VORLIEGENDER AUSZUG:
+---+

Auch das Leben der Universalgelehrten Hildegard von Bingen fiel in diese Dinkel-Hochphase, genauer ins 12. Jahrhundert. Sie mass dem Dinkel einen besonderen Gesundheitswert bei und wird heute gerne im Zusammenhang mit dem Weizen-Bashing zitiert. Laut ihren Schriften ist Dinkel nicht nur bekömmlicher, das Getreide soll zudem das Gemüt auflockern. «Dem Dinkel haftet ein kulturell gepflegter Gesundheits- und auch Natürlichkeitsmythos an», sagt Daniel Kofahl, Ernährungssoziologe im Büro für Agrarpolitik und Ernährungskultur. «Wenn von Dinkel nur das Beste von ‹Mutter Natur› erwartet wird, dann kann dies das individuelle Wohlbefinden beeinflussen.»

So alt sind Dinkelsorten gar nicht

Schlecht ins Bild passt hier allerdings die Tatsache, dass auf Schweizer Äckern Dinkelsorten wachsen, die nicht älter als 45 oder 75 Jahre alt sind, also auch züchterisch weiterentwickelt wurden. «Die Hauptsorten sind Oberkulmer Rotkorn und Ostro. Diese wurden in den Jahren 1948 und 1978 in den nationalen Sortenkatalog eingeschrieben», bestätigt Lilia Levy Häner von der Agroscope, dem Kompetenzzentrum des Bundes für landwirtschaftliche Forschung. Andererseits würden aber bei keiner anderen Getreideart so alte Sorten angebaut wie beim Dinkel, fügt Levy Häner an.

Zentgraf findet die Entwicklung zu mehr Urgetreide dennoch gut: «Je mehr unterschiedliche Sorten angebaut werden, desto besser ist es für die Biodiversität auf dem Acker.» Der Dinkelboom hat zum Beispiel dazu geführt, dass alte Dinkelsorten, die ehemals auf der Roten Liste standen, nun wieder auf den Äckern spriessen. Dinkel wächst ausserdem auch auf kargen Böden und braucht weniger Dünger, ist also etwas nachhaltiger im Anbau. Letztlich sind Urgetreide auch anders im Geschmack und können so zu mehr Vielfalt auf dem Teller beitragen. Auch wenn Dinkel & Co. als solche nicht gesünder sind, so hat der allgemeine Trend sehr wohl auch seine Vorteile.

+---+

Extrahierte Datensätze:
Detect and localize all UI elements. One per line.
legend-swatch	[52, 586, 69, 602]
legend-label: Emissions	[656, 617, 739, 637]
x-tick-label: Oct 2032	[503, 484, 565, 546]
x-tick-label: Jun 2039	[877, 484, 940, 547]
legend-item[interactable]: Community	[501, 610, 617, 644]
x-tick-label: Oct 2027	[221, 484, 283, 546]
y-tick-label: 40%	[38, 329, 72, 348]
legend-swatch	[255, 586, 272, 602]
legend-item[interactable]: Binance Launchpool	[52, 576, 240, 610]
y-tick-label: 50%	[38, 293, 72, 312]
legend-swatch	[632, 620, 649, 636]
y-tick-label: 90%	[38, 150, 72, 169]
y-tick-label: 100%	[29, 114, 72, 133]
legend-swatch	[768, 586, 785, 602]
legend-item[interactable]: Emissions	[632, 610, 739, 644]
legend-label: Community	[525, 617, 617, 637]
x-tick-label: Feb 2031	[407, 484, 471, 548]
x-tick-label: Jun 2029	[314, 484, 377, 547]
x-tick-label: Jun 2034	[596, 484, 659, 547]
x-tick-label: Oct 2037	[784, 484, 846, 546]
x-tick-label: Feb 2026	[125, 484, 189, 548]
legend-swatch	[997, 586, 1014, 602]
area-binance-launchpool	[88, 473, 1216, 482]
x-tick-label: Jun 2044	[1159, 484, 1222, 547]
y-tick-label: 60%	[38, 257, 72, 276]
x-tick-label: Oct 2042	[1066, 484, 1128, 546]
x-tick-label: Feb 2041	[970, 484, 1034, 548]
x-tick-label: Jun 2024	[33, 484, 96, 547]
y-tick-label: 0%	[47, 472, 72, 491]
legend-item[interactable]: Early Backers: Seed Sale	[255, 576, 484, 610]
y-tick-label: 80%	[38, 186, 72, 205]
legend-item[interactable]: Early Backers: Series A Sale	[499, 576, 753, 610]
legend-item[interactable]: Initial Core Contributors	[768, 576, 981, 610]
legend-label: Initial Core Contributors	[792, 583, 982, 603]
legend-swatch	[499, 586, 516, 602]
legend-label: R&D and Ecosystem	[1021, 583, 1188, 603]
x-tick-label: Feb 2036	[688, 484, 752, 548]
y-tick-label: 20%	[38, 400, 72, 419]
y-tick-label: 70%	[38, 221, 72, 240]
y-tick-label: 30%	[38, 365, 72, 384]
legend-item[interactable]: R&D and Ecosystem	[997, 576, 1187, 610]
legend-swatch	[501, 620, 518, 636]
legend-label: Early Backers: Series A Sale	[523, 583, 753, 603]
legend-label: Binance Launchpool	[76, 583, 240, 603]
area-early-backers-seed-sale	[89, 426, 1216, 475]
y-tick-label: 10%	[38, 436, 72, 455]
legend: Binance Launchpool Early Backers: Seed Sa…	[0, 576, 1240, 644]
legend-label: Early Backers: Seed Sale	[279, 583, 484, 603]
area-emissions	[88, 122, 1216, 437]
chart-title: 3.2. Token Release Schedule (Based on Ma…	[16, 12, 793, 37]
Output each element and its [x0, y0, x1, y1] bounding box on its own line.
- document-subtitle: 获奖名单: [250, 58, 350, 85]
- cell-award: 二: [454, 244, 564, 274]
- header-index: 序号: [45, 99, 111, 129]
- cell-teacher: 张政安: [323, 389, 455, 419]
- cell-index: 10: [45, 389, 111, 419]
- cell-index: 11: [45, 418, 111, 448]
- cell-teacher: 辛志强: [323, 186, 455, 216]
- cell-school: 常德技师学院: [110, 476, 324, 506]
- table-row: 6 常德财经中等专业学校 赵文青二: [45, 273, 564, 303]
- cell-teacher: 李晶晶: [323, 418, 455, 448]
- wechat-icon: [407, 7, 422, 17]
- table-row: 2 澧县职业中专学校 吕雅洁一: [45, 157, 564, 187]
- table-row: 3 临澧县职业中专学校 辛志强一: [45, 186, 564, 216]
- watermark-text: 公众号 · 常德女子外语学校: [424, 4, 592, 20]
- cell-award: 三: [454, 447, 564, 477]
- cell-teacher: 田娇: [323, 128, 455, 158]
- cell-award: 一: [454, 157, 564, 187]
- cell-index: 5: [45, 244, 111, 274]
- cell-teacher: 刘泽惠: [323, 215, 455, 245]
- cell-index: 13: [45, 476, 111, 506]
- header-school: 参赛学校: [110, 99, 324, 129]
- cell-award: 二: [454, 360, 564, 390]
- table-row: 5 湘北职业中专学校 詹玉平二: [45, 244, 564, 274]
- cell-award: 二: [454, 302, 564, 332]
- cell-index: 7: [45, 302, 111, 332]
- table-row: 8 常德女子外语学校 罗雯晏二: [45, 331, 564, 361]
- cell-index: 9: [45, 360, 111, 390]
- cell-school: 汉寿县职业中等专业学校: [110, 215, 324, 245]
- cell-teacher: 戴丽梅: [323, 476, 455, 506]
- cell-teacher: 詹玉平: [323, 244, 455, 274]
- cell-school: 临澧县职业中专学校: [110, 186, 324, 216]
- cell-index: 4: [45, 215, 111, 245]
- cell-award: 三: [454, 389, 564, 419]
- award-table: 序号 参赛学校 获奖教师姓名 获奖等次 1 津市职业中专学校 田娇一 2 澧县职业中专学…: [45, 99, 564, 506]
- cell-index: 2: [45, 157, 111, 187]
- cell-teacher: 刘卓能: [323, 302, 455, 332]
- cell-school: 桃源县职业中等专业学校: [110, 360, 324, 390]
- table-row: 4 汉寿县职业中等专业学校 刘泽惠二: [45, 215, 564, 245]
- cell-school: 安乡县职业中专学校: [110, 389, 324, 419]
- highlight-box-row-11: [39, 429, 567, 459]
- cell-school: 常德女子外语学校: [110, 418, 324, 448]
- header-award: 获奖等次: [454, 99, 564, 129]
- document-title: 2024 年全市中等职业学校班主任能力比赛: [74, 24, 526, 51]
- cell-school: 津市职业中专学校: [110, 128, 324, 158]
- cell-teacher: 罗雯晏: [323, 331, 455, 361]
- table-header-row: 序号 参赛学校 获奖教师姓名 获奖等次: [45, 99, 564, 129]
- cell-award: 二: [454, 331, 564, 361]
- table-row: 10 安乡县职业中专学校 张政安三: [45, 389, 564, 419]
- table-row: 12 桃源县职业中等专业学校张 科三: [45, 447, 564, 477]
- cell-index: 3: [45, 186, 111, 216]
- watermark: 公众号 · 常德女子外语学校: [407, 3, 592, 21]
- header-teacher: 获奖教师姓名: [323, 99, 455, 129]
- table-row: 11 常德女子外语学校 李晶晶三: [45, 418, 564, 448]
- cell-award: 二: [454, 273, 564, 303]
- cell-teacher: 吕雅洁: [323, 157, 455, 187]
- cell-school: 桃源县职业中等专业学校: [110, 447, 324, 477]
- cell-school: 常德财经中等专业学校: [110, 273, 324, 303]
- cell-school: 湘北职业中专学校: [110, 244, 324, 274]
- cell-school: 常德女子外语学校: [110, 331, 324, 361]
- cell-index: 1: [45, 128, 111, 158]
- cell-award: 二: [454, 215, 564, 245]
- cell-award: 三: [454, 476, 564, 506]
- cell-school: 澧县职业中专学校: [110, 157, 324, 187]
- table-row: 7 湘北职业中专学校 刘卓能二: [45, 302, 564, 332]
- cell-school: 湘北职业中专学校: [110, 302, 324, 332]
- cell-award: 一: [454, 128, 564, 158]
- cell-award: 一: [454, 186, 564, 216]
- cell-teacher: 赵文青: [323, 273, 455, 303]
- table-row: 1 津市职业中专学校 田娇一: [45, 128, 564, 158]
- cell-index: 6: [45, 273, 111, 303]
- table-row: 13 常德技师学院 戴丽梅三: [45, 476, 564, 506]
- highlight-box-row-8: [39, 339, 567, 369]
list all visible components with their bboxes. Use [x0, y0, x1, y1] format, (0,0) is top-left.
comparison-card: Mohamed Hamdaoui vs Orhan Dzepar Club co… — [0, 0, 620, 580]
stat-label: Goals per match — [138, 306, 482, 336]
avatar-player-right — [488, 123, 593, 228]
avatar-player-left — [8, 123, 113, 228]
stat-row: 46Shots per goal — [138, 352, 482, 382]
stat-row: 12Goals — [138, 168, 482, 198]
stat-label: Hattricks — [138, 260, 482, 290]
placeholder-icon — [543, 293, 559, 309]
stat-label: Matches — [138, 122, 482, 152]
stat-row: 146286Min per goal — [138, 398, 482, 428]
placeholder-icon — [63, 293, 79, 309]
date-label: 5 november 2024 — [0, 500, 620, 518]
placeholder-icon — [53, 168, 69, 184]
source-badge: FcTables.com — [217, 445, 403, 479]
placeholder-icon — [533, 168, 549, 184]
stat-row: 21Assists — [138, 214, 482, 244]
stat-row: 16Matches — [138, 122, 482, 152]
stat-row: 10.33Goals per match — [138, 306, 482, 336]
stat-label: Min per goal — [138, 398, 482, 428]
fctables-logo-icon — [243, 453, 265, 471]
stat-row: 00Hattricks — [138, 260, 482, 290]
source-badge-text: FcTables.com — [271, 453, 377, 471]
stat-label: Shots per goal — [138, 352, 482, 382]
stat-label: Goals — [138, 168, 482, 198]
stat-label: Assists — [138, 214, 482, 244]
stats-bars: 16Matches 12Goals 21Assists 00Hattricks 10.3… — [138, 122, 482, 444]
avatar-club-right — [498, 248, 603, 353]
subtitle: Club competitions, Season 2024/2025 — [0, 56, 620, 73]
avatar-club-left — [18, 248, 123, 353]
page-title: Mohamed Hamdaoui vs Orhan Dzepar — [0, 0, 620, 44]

+---+

ZU BEARBEITEN:
(a) Schreiben Sie aus dem Auszug über Dinkel den Abschnitt wortgetreu ab, der mit "So alt sind" beginnt und mit "Levy Häner an." endet.
(b) Beantworten Sie anhand des Auszugs über Dinkel kurz die folgenden Fragen:
(i) In welchem Jahrhundert lebte Hildegard von Bingen?
(ii) Welche beiden Dinkelsorten sind die Hauptsorten auf Schweizer Äckern?
(iii) Wovon braucht Dinkel im Anbau weniger?

ERGEBNISSE:
(a)
So alt sind Dinkelsorten gar nicht

Schlecht ins Bild passt hier allerdings die Tatsache, dass auf Schweizer Äckern Dinkelsorten wachsen, die nicht älter als 45 oder 75 Jahre alt sind, also auch züchterisch weiterentwickelt wurden. «Die Hauptsorten sind Oberkulmer Rotkorn und Ostro. Diese wurden in den Jahren 1948 und 1978 in den nationalen Sortenkatalog eingeschrieben», bestätigt Lilia Levy Häner von der Agroscope, dem Kompetenzzentrum des Bundes für landwirtschaftliche Forschung. Andererseits würden aber bei keiner anderen Getreideart so alte Sorten angebaut wie beim Dinkel, fügt Levy Häner an.

(b)
(i) Im 12. Jahrhundert.
(ii) Oberkulmer Rotkorn und Ostro.
(iii) Dünger.